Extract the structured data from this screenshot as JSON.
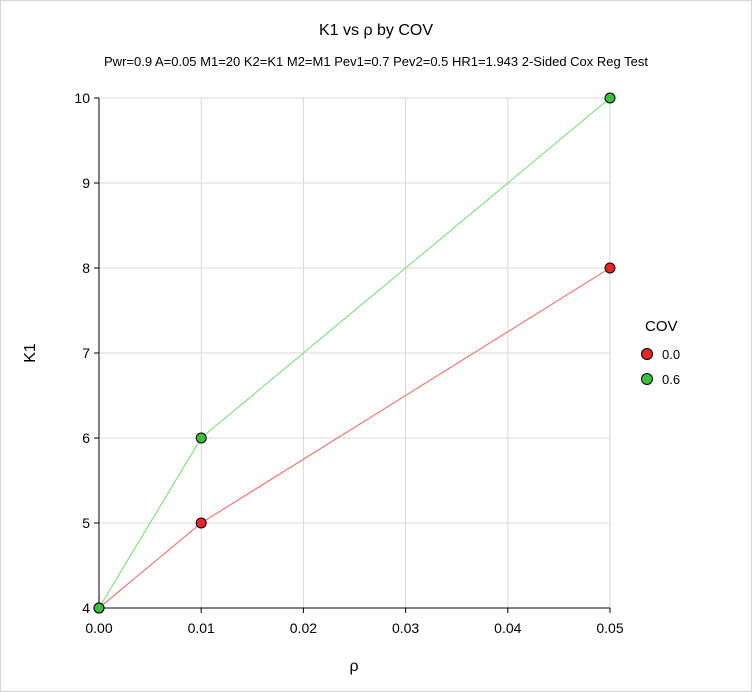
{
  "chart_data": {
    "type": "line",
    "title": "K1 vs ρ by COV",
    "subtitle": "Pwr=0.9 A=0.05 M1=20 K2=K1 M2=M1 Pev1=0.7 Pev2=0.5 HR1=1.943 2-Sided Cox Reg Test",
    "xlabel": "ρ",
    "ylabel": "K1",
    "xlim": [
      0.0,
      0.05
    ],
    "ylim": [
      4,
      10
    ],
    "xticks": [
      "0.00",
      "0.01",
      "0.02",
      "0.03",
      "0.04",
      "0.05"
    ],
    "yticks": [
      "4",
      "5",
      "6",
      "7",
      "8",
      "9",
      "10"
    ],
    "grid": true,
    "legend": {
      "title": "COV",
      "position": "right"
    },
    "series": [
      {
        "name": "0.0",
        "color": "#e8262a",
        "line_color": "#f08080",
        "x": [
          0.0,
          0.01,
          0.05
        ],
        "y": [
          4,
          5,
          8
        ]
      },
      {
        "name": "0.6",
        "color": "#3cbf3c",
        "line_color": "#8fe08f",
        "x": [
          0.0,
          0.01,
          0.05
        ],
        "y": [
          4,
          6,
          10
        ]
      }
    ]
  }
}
===============
Every line of the data should be copied as it stands, without the images.

Extract the structured data from this screenshot as JSON.
{
  "chart_data": {
    "type": "line",
    "title": "K1 vs ρ by COV",
    "subtitle": "Pwr=0.9 A=0.05 M1=20 K2=K1 M2=M1 Pev1=0.7 Pev2=0.5 HR1=1.943 2-Sided Cox Reg Test",
    "xlabel": "ρ",
    "ylabel": "K1",
    "xlim": [
      0.0,
      0.05
    ],
    "ylim": [
      4,
      10
    ],
    "xticks": [
      "0.00",
      "0.01",
      "0.02",
      "0.03",
      "0.04",
      "0.05"
    ],
    "yticks": [
      "4",
      "5",
      "6",
      "7",
      "8",
      "9",
      "10"
    ],
    "grid": true,
    "legend": {
      "title": "COV",
      "position": "right"
    },
    "series": [
      {
        "name": "0.0",
        "color": "#e8262a",
        "line_color": "#f08080",
        "x": [
          0.0,
          0.01,
          0.05
        ],
        "y": [
          4,
          5,
          8
        ]
      },
      {
        "name": "0.6",
        "color": "#3cbf3c",
        "line_color": "#8fe08f",
        "x": [
          0.0,
          0.01,
          0.05
        ],
        "y": [
          4,
          6,
          10
        ]
      }
    ]
  }
}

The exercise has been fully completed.